● Exercise: Identify every line in the rows below that contains the string "item", and copy each of those lines.

(Layout annotation rows)
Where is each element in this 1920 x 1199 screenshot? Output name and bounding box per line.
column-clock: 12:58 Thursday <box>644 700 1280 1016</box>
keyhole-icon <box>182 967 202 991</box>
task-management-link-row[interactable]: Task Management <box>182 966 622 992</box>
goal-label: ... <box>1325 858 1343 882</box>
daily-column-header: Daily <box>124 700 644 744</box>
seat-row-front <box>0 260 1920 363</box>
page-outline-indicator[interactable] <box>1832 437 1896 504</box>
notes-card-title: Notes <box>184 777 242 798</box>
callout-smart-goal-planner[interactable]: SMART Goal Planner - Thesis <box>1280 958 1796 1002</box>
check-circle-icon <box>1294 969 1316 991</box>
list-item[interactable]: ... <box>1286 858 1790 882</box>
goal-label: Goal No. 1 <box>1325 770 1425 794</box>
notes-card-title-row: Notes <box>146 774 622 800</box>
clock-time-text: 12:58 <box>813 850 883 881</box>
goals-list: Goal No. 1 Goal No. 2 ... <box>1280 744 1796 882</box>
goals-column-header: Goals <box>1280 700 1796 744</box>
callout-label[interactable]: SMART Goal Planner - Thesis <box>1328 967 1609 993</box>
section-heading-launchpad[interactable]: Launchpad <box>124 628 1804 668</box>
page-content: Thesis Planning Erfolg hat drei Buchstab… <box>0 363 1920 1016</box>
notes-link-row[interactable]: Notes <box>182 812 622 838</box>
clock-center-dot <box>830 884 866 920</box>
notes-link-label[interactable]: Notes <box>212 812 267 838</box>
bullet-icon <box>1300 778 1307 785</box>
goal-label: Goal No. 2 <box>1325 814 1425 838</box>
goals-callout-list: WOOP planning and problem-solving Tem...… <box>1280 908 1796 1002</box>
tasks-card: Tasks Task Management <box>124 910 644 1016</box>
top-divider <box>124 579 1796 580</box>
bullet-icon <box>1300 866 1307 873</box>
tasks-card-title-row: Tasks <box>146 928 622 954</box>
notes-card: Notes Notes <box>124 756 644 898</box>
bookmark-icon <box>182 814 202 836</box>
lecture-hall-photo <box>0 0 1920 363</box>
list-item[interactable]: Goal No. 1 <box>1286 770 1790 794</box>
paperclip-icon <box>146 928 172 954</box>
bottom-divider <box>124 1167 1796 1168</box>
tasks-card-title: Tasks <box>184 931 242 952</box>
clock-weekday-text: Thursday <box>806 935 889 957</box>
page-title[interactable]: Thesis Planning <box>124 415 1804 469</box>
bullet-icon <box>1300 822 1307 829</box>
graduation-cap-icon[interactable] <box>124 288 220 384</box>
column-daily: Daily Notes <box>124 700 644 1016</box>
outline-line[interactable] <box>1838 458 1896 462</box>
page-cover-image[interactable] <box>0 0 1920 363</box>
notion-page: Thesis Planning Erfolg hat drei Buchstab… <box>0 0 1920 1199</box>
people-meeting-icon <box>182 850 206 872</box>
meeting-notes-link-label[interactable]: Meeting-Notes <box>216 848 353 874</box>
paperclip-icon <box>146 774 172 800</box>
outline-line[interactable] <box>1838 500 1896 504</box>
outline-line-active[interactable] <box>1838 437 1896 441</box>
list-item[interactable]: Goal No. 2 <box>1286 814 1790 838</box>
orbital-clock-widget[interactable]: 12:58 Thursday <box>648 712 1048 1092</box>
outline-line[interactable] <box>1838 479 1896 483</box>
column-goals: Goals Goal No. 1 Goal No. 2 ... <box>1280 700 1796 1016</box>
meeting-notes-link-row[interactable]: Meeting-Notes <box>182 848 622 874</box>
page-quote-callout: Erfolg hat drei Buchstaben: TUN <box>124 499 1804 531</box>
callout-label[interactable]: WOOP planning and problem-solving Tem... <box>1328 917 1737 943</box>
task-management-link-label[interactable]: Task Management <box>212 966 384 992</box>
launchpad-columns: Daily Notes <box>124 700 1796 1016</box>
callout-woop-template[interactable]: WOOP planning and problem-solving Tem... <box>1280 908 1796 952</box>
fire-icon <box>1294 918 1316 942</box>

● Result of the exercise:
list-item[interactable]: ... <box>1286 858 1790 882</box>
list-item[interactable]: Goal No. 1 <box>1286 770 1790 794</box>
list-item[interactable]: Goal No. 2 <box>1286 814 1790 838</box>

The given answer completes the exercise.